→ **INPUT RECORDS**
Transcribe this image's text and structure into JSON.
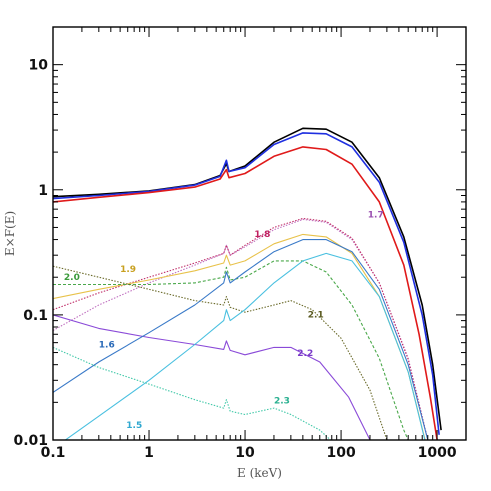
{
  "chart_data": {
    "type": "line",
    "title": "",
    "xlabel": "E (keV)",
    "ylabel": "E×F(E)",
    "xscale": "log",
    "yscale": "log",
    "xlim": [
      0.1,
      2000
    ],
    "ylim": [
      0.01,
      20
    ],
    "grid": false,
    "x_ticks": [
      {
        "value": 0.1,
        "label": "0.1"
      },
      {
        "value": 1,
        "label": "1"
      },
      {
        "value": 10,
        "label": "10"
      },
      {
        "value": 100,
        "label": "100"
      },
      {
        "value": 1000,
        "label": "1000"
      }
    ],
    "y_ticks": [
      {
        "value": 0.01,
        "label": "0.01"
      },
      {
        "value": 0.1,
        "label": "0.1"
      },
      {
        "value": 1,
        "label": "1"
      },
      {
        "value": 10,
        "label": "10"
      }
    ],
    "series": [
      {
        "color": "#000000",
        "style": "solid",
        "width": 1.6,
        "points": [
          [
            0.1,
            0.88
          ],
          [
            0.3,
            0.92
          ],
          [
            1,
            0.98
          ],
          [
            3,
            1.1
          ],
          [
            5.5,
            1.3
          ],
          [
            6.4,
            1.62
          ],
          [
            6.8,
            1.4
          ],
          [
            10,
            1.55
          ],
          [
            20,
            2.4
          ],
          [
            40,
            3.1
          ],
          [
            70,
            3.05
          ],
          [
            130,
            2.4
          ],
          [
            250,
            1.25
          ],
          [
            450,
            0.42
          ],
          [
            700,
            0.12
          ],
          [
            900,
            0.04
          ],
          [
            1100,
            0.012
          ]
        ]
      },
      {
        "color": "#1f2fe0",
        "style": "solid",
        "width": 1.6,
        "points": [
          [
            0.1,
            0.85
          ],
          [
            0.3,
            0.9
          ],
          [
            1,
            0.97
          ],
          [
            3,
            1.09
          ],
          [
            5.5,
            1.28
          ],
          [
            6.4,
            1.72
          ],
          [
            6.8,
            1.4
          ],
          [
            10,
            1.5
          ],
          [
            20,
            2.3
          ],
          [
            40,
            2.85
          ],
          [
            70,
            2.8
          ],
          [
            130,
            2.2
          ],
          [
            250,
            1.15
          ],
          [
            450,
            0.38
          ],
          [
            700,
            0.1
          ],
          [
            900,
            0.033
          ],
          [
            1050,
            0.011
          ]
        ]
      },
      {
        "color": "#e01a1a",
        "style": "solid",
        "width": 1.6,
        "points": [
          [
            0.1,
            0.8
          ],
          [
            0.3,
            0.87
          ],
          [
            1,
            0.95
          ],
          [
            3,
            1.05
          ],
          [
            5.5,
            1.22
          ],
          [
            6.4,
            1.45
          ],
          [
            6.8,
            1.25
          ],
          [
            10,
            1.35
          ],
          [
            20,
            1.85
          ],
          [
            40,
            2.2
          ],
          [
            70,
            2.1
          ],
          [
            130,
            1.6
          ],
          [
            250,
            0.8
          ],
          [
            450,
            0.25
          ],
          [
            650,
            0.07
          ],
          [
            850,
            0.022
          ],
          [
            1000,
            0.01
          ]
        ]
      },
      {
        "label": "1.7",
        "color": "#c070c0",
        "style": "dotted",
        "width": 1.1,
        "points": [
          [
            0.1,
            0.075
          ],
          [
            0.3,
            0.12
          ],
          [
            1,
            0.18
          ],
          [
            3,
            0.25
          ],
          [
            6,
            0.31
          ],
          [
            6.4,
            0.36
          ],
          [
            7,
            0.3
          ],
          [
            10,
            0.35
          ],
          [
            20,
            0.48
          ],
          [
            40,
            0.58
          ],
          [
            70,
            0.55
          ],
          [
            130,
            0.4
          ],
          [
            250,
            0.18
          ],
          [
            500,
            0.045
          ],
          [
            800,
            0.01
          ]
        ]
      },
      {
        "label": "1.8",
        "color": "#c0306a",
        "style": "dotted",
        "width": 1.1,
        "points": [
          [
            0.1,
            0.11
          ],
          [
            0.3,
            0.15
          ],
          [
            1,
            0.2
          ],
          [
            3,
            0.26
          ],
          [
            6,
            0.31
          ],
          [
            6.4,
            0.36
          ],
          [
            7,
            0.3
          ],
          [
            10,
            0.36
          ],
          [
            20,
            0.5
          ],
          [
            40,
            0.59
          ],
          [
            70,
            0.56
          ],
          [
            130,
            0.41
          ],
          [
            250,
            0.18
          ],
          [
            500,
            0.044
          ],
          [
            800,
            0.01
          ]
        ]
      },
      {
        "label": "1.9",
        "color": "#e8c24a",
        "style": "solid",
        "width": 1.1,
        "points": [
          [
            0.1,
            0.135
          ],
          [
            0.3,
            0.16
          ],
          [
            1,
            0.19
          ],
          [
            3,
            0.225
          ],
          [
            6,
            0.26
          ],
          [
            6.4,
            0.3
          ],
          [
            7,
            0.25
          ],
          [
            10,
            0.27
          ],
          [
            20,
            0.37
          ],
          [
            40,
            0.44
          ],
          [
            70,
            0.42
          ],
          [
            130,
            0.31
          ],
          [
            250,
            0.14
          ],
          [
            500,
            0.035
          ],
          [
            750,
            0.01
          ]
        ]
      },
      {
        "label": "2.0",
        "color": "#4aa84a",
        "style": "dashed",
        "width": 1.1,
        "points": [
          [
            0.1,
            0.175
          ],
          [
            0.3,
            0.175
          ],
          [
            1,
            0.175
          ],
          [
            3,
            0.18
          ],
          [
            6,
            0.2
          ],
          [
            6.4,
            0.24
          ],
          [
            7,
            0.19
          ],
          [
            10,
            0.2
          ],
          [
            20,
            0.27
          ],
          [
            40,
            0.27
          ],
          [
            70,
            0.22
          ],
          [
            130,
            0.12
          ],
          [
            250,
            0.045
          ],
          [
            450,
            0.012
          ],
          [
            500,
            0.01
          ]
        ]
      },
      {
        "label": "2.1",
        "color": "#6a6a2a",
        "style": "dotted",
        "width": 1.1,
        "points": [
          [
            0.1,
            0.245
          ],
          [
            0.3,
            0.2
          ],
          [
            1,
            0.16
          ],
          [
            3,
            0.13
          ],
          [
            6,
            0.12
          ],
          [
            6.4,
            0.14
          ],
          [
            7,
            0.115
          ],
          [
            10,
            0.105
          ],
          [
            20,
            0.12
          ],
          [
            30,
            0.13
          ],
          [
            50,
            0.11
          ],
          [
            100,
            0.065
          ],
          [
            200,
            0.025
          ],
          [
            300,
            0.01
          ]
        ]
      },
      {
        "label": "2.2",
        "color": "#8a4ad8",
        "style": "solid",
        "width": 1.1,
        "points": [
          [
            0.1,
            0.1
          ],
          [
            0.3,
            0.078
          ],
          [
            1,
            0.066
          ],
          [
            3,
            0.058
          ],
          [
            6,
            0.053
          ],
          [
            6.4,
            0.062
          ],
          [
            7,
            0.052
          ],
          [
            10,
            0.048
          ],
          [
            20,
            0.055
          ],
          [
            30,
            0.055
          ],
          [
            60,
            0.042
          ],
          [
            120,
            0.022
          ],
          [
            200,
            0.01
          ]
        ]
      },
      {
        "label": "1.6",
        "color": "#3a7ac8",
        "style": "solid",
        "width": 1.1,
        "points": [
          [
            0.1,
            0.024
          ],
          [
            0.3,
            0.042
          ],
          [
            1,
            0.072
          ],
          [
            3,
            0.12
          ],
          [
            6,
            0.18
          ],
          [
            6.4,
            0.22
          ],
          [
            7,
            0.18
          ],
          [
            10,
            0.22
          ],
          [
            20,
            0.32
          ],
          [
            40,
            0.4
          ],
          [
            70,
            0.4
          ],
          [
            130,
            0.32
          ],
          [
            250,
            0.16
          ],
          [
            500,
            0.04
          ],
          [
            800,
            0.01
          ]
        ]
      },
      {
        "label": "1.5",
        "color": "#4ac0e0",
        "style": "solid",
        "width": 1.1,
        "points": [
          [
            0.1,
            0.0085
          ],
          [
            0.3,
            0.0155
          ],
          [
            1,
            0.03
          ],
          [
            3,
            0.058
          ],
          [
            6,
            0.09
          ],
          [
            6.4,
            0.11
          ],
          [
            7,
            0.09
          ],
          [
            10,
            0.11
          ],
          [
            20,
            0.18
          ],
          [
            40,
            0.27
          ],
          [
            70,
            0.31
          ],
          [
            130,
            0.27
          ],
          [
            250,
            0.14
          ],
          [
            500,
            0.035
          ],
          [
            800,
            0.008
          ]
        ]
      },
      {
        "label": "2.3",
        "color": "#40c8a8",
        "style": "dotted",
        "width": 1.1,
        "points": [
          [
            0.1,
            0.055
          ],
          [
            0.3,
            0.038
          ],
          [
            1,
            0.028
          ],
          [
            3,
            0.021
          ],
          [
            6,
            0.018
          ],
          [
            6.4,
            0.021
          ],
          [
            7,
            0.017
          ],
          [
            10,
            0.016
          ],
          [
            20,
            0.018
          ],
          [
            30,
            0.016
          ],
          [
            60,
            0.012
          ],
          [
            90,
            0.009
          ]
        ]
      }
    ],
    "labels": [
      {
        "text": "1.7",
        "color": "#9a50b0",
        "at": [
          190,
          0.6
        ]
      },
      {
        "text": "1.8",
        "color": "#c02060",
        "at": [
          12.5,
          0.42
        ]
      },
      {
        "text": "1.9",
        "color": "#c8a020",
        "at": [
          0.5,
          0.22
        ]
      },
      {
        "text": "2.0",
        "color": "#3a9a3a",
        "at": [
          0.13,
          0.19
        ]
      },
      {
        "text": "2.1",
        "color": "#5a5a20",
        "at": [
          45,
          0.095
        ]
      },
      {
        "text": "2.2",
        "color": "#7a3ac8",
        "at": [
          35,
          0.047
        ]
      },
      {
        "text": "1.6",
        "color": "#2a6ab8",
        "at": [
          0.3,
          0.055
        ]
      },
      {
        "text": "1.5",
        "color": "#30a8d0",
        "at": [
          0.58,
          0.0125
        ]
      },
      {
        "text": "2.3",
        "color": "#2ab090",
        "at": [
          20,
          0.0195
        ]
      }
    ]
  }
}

→ **GOAL**
Select, from the listing, all lines that include the word "text".

→ **TASK SOLUTION**
Transcribe this image's text and structure into JSON.
        "text": "1.7",
        "text": "1.8",
        "text": "1.9",
        "text": "2.0",
        "text": "2.1",
        "text": "2.2",
        "text": "1.6",
        "text": "1.5",
        "text": "2.3",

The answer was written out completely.